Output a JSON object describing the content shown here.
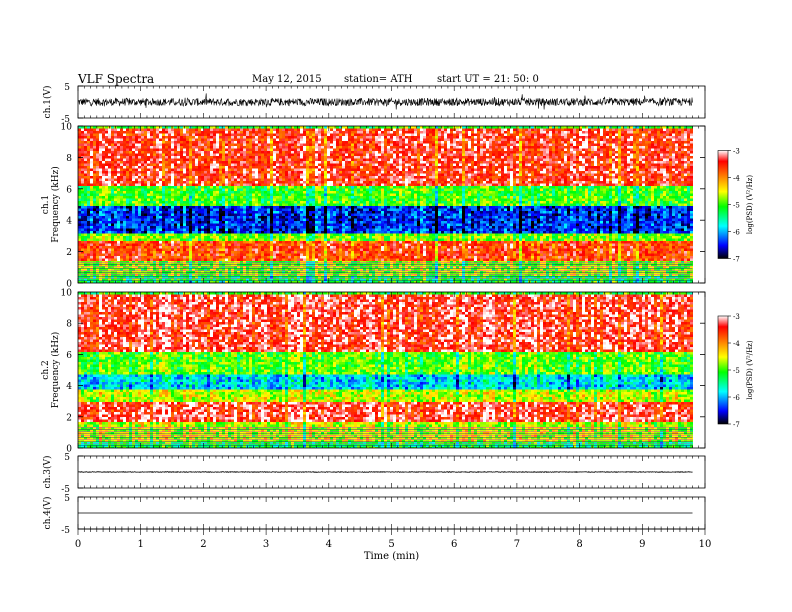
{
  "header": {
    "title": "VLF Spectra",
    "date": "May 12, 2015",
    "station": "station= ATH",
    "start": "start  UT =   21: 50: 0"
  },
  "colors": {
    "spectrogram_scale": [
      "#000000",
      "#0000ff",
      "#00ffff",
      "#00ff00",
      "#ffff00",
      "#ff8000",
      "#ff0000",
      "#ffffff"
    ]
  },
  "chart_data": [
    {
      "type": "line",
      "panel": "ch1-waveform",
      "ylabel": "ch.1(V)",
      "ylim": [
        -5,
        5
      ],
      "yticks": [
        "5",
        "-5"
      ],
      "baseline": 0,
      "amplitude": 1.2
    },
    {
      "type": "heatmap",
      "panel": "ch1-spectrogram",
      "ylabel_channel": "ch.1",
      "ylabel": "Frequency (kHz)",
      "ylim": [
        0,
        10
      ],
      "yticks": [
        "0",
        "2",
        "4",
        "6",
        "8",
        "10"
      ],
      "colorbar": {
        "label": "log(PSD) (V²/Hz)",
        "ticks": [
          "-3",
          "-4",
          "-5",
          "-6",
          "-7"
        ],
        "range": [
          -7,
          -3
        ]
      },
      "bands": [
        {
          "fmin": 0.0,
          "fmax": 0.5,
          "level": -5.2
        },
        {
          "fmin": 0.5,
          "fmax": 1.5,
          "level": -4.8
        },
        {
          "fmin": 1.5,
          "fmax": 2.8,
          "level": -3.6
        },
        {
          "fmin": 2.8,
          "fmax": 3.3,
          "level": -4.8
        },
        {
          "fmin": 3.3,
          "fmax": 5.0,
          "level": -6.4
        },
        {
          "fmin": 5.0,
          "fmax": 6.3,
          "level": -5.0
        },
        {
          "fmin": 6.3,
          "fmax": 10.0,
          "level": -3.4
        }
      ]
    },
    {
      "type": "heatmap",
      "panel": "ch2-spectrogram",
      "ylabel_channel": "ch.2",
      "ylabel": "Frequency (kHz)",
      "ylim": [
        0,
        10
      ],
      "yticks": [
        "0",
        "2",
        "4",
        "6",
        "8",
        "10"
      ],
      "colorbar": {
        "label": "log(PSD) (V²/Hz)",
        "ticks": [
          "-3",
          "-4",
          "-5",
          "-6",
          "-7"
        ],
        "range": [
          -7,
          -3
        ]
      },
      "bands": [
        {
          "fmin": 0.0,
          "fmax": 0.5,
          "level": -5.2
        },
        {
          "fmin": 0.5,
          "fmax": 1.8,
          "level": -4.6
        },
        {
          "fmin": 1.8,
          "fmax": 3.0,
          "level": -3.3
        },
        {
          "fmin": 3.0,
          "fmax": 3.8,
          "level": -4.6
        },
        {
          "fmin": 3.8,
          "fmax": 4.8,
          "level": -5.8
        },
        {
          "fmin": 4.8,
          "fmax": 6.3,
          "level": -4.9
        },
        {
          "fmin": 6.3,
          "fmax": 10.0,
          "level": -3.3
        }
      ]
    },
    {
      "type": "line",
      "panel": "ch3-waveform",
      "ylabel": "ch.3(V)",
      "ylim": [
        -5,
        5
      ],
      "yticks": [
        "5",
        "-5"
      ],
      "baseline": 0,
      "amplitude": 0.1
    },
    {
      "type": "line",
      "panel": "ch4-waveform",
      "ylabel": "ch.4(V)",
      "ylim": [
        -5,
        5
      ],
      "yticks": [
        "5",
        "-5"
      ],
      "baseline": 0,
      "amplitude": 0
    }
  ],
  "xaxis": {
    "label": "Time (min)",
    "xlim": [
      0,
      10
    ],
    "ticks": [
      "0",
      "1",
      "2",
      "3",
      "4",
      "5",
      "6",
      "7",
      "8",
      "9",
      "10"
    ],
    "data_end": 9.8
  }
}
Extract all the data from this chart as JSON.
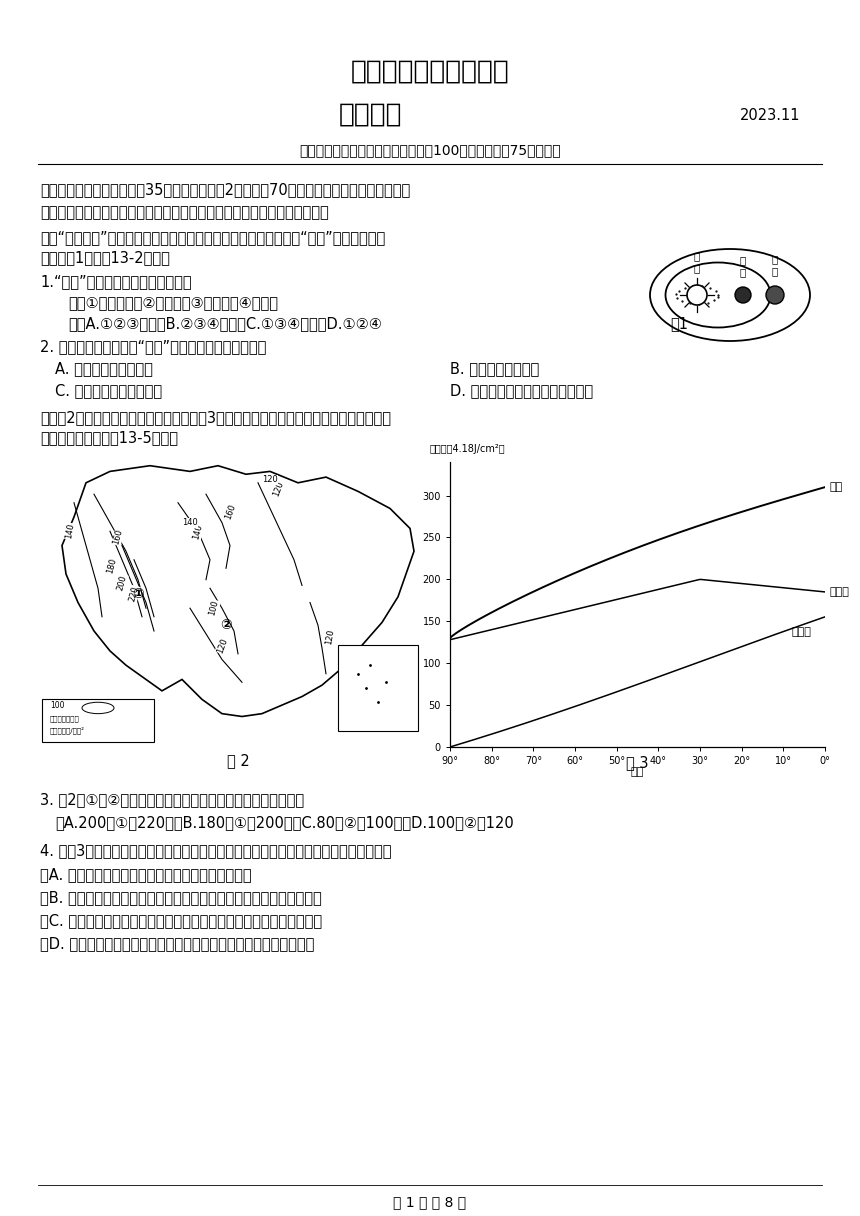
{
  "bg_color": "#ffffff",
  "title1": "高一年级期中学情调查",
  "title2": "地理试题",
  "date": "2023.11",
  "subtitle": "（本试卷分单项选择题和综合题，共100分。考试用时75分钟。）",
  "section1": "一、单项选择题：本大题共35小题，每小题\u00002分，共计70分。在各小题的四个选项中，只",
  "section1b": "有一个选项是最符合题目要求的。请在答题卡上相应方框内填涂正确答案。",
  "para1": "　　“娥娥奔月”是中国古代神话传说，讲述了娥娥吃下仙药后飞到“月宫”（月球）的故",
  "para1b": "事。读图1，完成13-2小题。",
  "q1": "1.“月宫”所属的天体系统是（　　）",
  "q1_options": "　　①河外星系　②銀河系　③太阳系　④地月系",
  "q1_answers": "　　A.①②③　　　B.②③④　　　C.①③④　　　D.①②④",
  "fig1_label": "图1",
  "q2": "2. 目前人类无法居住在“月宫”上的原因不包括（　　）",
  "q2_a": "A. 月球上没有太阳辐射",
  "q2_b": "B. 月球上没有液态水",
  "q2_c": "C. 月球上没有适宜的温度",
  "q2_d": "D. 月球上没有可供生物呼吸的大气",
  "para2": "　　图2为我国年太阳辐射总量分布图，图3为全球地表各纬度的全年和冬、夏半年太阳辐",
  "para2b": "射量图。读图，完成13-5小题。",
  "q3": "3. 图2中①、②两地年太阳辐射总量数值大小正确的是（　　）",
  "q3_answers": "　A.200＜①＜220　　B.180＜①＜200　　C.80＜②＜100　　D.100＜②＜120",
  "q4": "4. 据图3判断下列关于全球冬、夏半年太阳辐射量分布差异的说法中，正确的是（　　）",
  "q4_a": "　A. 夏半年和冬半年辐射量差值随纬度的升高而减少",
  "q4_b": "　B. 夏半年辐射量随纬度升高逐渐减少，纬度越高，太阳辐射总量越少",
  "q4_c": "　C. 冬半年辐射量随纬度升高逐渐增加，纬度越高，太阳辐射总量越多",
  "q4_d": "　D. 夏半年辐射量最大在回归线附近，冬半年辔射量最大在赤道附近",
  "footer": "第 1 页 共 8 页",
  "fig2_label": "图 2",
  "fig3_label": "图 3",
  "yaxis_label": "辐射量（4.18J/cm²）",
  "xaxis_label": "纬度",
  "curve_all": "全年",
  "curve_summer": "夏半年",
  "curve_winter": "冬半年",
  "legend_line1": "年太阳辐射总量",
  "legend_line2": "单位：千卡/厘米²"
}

#### [Exercise aim]
Every line is to be duplicated exactly, though pictures stay out.

#### [The completed task]
Output a JSON object describing the content shown here.
{
  "header": {
    "title": "VLF Spectra",
    "date": "May 12, 2015",
    "station": "station= ATH",
    "start": "start  UT =   21: 50: 0"
  },
  "colors": {
    "spectrogram_scale": [
      "#000000",
      "#0000ff",
      "#00ffff",
      "#00ff00",
      "#ffff00",
      "#ff8000",
      "#ff0000",
      "#ffffff"
    ]
  },
  "chart_data": [
    {
      "type": "line",
      "panel": "ch1-waveform",
      "ylabel": "ch.1(V)",
      "ylim": [
        -5,
        5
      ],
      "yticks": [
        "5",
        "-5"
      ],
      "baseline": 0,
      "amplitude": 1.2
    },
    {
      "type": "heatmap",
      "panel": "ch1-spectrogram",
      "ylabel_channel": "ch.1",
      "ylabel": "Frequency (kHz)",
      "ylim": [
        0,
        10
      ],
      "yticks": [
        "0",
        "2",
        "4",
        "6",
        "8",
        "10"
      ],
      "colorbar": {
        "label": "log(PSD) (V²/Hz)",
        "ticks": [
          "-3",
          "-4",
          "-5",
          "-6",
          "-7"
        ],
        "range": [
          -7,
          -3
        ]
      },
      "bands": [
        {
          "fmin": 0.0,
          "fmax": 0.5,
          "level": -5.2
        },
        {
          "fmin": 0.5,
          "fmax": 1.5,
          "level": -4.8
        },
        {
          "fmin": 1.5,
          "fmax": 2.8,
          "level": -3.6
        },
        {
          "fmin": 2.8,
          "fmax": 3.3,
          "level": -4.8
        },
        {
          "fmin": 3.3,
          "fmax": 5.0,
          "level": -6.4
        },
        {
          "fmin": 5.0,
          "fmax": 6.3,
          "level": -5.0
        },
        {
          "fmin": 6.3,
          "fmax": 10.0,
          "level": -3.4
        }
      ]
    },
    {
      "type": "heatmap",
      "panel": "ch2-spectrogram",
      "ylabel_channel": "ch.2",
      "ylabel": "Frequency (kHz)",
      "ylim": [
        0,
        10
      ],
      "yticks": [
        "0",
        "2",
        "4",
        "6",
        "8",
        "10"
      ],
      "colorbar": {
        "label": "log(PSD) (V²/Hz)",
        "ticks": [
          "-3",
          "-4",
          "-5",
          "-6",
          "-7"
        ],
        "range": [
          -7,
          -3
        ]
      },
      "bands": [
        {
          "fmin": 0.0,
          "fmax": 0.5,
          "level": -5.2
        },
        {
          "fmin": 0.5,
          "fmax": 1.8,
          "level": -4.6
        },
        {
          "fmin": 1.8,
          "fmax": 3.0,
          "level": -3.3
        },
        {
          "fmin": 3.0,
          "fmax": 3.8,
          "level": -4.6
        },
        {
          "fmin": 3.8,
          "fmax": 4.8,
          "level": -5.8
        },
        {
          "fmin": 4.8,
          "fmax": 6.3,
          "level": -4.9
        },
        {
          "fmin": 6.3,
          "fmax": 10.0,
          "level": -3.3
        }
      ]
    },
    {
      "type": "line",
      "panel": "ch3-waveform",
      "ylabel": "ch.3(V)",
      "ylim": [
        -5,
        5
      ],
      "yticks": [
        "5",
        "-5"
      ],
      "baseline": 0,
      "amplitude": 0.1
    },
    {
      "type": "line",
      "panel": "ch4-waveform",
      "ylabel": "ch.4(V)",
      "ylim": [
        -5,
        5
      ],
      "yticks": [
        "5",
        "-5"
      ],
      "baseline": 0,
      "amplitude": 0
    }
  ],
  "xaxis": {
    "label": "Time (min)",
    "xlim": [
      0,
      10
    ],
    "ticks": [
      "0",
      "1",
      "2",
      "3",
      "4",
      "5",
      "6",
      "7",
      "8",
      "9",
      "10"
    ],
    "data_end": 9.8
  }
}
Extract all the data from this chart as JSON.
{
  "bg_color": "#ffffff",
  "title1": "高一年级期中学情调查",
  "title2": "地理试题",
  "date": "2023.11",
  "subtitle": "（本试卷分单项选择题和综合题，共100分。考试用时75分钟。）",
  "section1": "一、单项选择题：本大题共35小题，每小题\u00002分，共计70分。在各小题的四个选项中，只",
  "section1b": "有一个选项是最符合题目要求的。请在答题卡上相应方框内填涂正确答案。",
  "para1": "　　“娥娥奔月”是中国古代神话传说，讲述了娥娥吃下仙药后飞到“月宫”（月球）的故",
  "para1b": "事。读图1，完成13-2小题。",
  "q1": "1.“月宫”所属的天体系统是（　　）",
  "q1_options": "　　①河外星系　②銀河系　③太阳系　④地月系",
  "q1_answers": "　　A.①②③　　　B.②③④　　　C.①③④　　　D.①②④",
  "fig1_label": "图1",
  "q2": "2. 目前人类无法居住在“月宫”上的原因不包括（　　）",
  "q2_a": "A. 月球上没有太阳辐射",
  "q2_b": "B. 月球上没有液态水",
  "q2_c": "C. 月球上没有适宜的温度",
  "q2_d": "D. 月球上没有可供生物呼吸的大气",
  "para2": "　　图2为我国年太阳辐射总量分布图，图3为全球地表各纬度的全年和冬、夏半年太阳辐",
  "para2b": "射量图。读图，完成13-5小题。",
  "q3": "3. 图2中①、②两地年太阳辐射总量数值大小正确的是（　　）",
  "q3_answers": "　A.200＜①＜220　　B.180＜①＜200　　C.80＜②＜100　　D.100＜②＜120",
  "q4": "4. 据图3判断下列关于全球冬、夏半年太阳辐射量分布差异的说法中，正确的是（　　）",
  "q4_a": "　A. 夏半年和冬半年辐射量差值随纬度的升高而减少",
  "q4_b": "　B. 夏半年辐射量随纬度升高逐渐减少，纬度越高，太阳辐射总量越少",
  "q4_c": "　C. 冬半年辐射量随纬度升高逐渐增加，纬度越高，太阳辐射总量越多",
  "q4_d": "　D. 夏半年辐射量最大在回归线附近，冬半年辔射量最大在赤道附近",
  "footer": "第 1 页 共 8 页",
  "fig2_label": "图 2",
  "fig3_label": "图 3",
  "yaxis_label": "辐射量（4.18J/cm²）",
  "xaxis_label": "纬度",
  "curve_all": "全年",
  "curve_summer": "夏半年",
  "curve_winter": "冬半年",
  "legend_line1": "年太阳辐射总量",
  "legend_line2": "单位：千卡/厘米²"
}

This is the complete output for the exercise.